Element placement data
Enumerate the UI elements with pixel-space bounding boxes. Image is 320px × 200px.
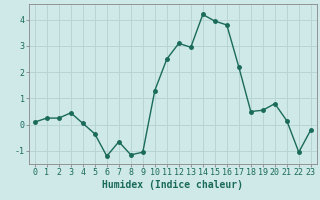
X-axis label: Humidex (Indice chaleur): Humidex (Indice chaleur) <box>102 180 243 190</box>
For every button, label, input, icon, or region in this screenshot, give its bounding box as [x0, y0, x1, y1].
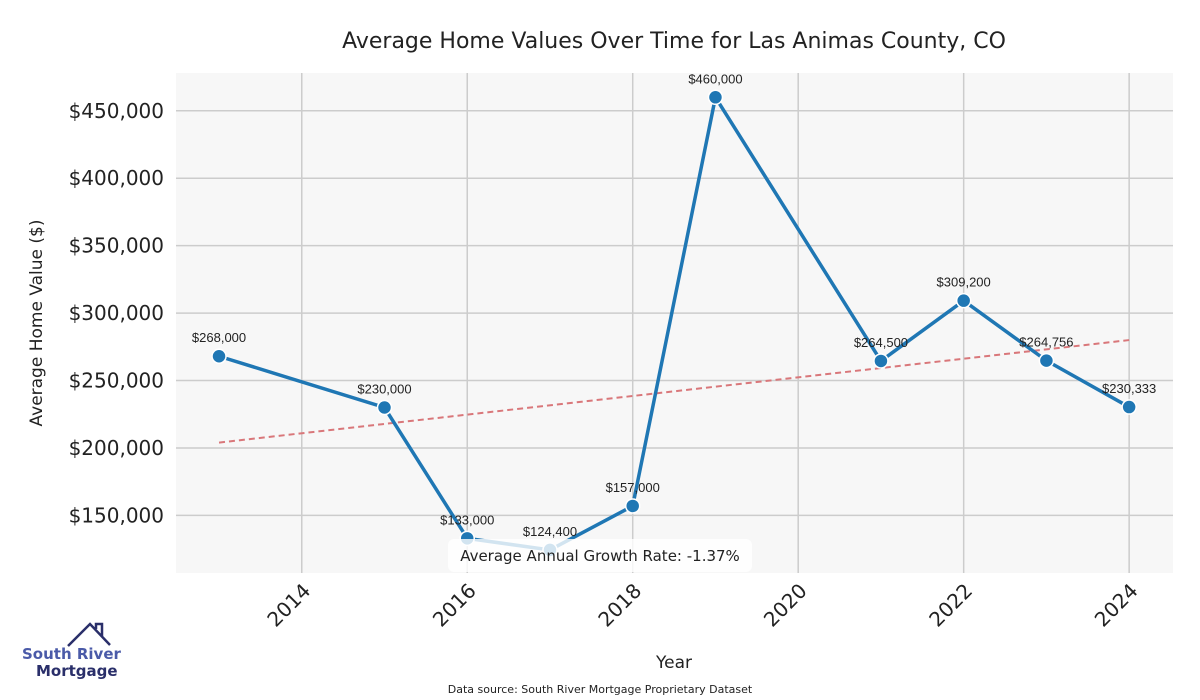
data-label: $264,500 — [854, 335, 908, 350]
data-point — [1038, 352, 1055, 369]
data-label: $264,756 — [1019, 335, 1073, 350]
x-tick-label: 2024 — [1090, 579, 1143, 632]
logo-line2: Mortgage — [36, 662, 118, 680]
x-tick-label: 2022 — [924, 579, 977, 632]
data-point — [955, 292, 972, 309]
y-tick-label: $150,000 — [69, 503, 164, 527]
data-label: $230,000 — [357, 382, 411, 397]
data-point — [873, 353, 889, 369]
data-label: $133,000 — [440, 512, 494, 527]
y-tick-label: $450,000 — [69, 99, 164, 123]
chart-title: Average Home Values Over Time for Las An… — [342, 29, 1006, 54]
y-tick-label: $200,000 — [69, 436, 164, 460]
y-tick-label: $250,000 — [69, 369, 164, 393]
trend-line — [218, 339, 1130, 444]
company-logo: South River Mortgage — [22, 622, 122, 680]
y-tick-label: $400,000 — [69, 166, 164, 190]
data-label: $460,000 — [688, 71, 742, 86]
growth-rate-annotation: Average Annual Growth Rate: -1.37% — [460, 547, 740, 565]
data-point — [1121, 399, 1137, 415]
x-tick-label: 2016 — [428, 579, 481, 632]
data-point — [376, 399, 393, 416]
data-point — [707, 89, 724, 106]
y-axis-label: Average Home Value ($) — [27, 220, 47, 427]
annotation-box — [448, 539, 752, 572]
data-point — [624, 498, 641, 514]
data-source: Data source: South River Mortgage Propri… — [448, 683, 753, 696]
logo-line1: South River — [22, 645, 122, 663]
data-label: $268,000 — [192, 330, 246, 345]
data-label: $124,400 — [523, 524, 577, 539]
x-tick-label: 2018 — [593, 579, 646, 632]
data-label: $309,200 — [937, 275, 991, 290]
series-line — [218, 95, 1131, 552]
plot-area — [176, 73, 1173, 573]
x-tick-label: 2014 — [262, 579, 315, 632]
house-icon — [67, 622, 111, 647]
data-label: $230,333 — [1102, 381, 1156, 396]
data-point — [211, 348, 227, 364]
y-tick-label: $300,000 — [69, 301, 164, 325]
x-axis-label: Year — [655, 653, 692, 673]
data-label: $157,000 — [606, 480, 660, 495]
y-tick-label: $350,000 — [69, 234, 164, 258]
x-tick-label: 2020 — [759, 579, 812, 632]
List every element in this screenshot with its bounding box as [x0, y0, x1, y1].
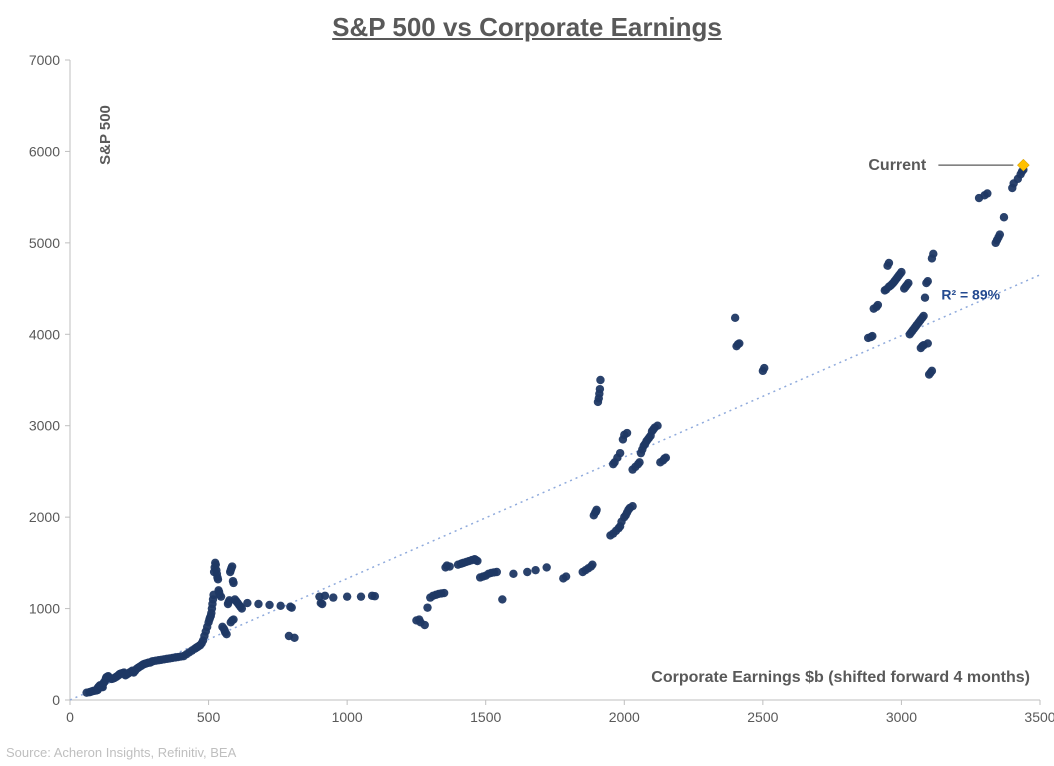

[Stated task]
From the data above, pull out each line that contains the string "screenshot".

[Solution for this problem]
For every button, label, input, icon, or region in this screenshot, give its bounding box as [x0, y0, x1, y1].
List every element in this screenshot with its bounding box as [x0, y0, x1, y1].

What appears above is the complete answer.